[Dataset items]

++++++++++

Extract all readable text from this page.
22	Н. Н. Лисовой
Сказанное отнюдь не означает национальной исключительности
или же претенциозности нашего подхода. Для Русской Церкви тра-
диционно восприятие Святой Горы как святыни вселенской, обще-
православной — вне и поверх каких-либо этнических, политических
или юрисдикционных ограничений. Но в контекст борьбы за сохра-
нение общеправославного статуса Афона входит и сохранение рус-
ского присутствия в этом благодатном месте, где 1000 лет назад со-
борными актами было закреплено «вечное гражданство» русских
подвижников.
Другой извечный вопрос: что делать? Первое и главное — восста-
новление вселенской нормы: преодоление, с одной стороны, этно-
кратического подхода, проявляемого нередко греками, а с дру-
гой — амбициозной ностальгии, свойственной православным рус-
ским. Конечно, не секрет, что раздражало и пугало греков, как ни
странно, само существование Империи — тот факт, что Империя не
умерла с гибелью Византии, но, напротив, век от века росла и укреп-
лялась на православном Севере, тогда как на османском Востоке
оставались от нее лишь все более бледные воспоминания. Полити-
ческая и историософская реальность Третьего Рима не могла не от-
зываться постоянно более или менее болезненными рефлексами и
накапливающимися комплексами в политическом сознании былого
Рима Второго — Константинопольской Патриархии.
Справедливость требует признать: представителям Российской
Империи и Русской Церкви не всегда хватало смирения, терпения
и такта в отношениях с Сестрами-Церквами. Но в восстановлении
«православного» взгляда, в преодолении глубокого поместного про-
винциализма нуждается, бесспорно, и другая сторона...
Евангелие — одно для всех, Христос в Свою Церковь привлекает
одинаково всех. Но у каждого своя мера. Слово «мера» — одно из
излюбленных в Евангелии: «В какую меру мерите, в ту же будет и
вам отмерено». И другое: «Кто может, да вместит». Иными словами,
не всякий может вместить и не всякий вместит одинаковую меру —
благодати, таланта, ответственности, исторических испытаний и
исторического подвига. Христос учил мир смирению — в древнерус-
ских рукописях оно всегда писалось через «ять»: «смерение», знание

++++++++++

### [PROMPT]
Determine how many of the lines above hold the word "Русской", and output that number by itself.

### [TASK RESPONSE]
2